Required work. Write out every line below that includes the word "Fire".

━━━

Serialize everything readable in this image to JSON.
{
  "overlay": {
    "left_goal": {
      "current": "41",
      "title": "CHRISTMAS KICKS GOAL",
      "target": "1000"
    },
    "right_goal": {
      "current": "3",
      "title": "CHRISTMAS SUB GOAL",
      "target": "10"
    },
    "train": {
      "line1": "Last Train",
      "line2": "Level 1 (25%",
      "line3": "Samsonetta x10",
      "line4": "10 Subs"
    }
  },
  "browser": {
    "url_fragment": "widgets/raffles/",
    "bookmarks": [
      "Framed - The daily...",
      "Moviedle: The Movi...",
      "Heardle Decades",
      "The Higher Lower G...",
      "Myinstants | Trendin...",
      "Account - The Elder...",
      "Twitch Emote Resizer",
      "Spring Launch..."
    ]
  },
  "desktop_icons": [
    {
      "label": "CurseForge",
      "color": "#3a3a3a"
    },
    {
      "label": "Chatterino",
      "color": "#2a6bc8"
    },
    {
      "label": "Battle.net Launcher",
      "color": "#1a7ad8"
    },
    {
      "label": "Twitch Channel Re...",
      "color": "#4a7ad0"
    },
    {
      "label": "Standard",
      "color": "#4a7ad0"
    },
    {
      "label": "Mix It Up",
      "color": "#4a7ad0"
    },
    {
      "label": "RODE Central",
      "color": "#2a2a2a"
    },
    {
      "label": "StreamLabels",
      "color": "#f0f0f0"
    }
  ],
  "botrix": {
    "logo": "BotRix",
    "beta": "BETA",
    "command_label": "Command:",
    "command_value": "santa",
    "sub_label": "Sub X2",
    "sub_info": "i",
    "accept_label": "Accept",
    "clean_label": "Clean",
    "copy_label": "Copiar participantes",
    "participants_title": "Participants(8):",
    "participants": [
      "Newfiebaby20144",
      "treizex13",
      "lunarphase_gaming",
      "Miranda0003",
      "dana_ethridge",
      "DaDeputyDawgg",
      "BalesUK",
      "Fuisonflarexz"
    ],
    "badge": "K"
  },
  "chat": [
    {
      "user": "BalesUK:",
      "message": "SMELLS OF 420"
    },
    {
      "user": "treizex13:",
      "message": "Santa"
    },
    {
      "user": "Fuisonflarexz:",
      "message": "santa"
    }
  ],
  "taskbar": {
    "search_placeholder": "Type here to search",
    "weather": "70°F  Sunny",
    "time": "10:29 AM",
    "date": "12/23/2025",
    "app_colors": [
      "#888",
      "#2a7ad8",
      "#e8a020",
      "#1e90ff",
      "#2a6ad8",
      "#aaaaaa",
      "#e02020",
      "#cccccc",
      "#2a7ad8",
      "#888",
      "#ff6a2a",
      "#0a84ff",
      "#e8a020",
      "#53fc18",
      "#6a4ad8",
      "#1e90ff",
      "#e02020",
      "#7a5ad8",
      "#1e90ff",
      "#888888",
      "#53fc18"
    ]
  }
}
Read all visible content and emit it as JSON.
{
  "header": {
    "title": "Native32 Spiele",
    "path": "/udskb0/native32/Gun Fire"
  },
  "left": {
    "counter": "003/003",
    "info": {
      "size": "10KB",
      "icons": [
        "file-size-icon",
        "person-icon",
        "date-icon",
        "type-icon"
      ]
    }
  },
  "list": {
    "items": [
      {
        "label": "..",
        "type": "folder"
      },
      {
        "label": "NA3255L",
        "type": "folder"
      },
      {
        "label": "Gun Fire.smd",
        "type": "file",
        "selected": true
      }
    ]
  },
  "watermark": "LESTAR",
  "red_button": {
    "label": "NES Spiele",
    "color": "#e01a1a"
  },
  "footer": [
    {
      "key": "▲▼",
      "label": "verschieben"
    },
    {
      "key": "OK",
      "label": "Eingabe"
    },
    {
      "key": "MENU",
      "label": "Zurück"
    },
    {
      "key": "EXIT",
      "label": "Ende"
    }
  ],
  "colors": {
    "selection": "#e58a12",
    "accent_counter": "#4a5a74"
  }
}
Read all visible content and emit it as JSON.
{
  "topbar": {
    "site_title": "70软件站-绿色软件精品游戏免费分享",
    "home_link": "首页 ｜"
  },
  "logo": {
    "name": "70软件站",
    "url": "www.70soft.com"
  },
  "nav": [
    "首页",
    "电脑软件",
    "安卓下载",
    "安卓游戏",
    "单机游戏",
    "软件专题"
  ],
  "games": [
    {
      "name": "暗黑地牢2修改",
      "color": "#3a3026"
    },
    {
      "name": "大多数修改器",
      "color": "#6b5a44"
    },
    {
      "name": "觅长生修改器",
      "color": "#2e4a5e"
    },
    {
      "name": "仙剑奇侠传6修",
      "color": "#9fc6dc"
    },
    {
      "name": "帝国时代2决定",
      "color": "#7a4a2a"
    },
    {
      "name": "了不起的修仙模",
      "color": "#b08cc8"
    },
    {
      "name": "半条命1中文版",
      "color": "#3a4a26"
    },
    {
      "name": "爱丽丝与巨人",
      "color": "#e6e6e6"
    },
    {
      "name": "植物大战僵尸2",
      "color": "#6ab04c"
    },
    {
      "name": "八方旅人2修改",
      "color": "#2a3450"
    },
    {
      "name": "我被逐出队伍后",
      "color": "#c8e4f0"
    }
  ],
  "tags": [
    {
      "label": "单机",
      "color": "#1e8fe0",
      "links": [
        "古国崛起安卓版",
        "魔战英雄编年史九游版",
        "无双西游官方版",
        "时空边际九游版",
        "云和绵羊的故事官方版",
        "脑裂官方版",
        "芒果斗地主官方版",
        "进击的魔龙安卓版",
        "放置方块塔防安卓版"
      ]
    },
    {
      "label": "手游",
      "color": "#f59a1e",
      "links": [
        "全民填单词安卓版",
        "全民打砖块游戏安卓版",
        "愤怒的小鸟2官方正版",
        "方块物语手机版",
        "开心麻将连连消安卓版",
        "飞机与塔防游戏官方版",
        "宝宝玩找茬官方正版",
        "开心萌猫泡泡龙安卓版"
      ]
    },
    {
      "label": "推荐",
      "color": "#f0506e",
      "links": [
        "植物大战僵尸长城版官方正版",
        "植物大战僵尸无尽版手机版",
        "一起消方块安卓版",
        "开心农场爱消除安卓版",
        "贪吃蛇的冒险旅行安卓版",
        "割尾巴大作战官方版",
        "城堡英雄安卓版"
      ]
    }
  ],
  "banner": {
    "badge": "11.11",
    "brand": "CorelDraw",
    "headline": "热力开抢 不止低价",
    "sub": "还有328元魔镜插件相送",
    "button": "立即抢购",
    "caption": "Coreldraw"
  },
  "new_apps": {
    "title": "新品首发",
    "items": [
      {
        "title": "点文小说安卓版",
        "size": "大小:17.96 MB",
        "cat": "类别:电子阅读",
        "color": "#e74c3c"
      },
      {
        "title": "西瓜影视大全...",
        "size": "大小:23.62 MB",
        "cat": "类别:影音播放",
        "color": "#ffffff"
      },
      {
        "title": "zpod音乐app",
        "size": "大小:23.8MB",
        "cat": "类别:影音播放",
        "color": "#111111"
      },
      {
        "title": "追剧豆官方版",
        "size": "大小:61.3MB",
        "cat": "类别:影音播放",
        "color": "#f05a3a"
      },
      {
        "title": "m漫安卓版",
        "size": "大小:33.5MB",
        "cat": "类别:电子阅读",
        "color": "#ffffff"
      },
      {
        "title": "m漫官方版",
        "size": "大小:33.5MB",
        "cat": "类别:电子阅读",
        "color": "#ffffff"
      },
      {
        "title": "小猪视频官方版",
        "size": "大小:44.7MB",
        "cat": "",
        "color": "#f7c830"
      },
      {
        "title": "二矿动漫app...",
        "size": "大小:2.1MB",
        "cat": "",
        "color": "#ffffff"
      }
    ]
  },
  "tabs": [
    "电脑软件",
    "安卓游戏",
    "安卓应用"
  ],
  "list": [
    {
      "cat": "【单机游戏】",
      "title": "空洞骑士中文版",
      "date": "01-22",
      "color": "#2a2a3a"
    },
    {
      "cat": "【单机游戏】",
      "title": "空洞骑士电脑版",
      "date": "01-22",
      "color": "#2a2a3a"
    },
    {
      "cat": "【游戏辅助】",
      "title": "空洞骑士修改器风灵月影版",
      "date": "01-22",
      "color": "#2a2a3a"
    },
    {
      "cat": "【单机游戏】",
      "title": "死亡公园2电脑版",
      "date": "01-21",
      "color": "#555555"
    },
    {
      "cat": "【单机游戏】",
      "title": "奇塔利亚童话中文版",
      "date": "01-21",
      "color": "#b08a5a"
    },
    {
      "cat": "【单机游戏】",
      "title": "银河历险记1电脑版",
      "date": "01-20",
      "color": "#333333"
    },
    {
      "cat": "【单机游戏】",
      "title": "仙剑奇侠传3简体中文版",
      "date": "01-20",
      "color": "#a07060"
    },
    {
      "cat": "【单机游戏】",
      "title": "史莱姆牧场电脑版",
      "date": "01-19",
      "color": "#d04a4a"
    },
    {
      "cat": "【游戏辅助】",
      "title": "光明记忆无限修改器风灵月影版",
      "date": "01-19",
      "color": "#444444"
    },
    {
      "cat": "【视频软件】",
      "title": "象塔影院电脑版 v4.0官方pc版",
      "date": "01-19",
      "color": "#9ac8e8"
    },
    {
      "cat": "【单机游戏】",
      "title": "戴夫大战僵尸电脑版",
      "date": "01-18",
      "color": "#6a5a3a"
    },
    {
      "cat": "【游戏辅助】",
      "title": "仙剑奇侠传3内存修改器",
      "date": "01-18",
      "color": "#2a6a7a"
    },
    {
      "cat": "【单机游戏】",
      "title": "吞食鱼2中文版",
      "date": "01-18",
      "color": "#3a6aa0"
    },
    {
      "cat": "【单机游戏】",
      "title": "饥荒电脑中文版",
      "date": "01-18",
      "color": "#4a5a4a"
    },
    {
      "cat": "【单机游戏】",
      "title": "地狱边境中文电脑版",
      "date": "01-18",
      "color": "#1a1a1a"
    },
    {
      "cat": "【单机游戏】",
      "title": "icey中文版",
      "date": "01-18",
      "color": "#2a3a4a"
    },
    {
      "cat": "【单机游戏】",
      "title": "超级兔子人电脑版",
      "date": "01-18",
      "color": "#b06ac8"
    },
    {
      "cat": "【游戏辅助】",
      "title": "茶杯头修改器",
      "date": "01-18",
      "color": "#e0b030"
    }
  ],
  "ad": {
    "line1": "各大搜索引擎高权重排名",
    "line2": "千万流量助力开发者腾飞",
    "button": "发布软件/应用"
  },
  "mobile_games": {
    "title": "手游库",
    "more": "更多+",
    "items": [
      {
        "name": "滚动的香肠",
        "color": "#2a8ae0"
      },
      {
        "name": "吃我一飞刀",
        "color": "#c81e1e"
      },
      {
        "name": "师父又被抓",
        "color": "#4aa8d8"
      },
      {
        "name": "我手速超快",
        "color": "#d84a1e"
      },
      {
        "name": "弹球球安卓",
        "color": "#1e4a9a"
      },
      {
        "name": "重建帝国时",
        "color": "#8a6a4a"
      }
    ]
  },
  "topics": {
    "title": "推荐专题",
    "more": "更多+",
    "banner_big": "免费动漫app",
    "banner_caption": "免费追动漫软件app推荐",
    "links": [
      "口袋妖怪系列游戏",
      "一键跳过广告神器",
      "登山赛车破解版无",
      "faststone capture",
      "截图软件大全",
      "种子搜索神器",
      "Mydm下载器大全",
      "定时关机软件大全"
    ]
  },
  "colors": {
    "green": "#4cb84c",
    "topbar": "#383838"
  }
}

━━━

Correct result.
    "path": "/udskb0/native32/Gun Fire"
        "label": "Gun Fire.smd",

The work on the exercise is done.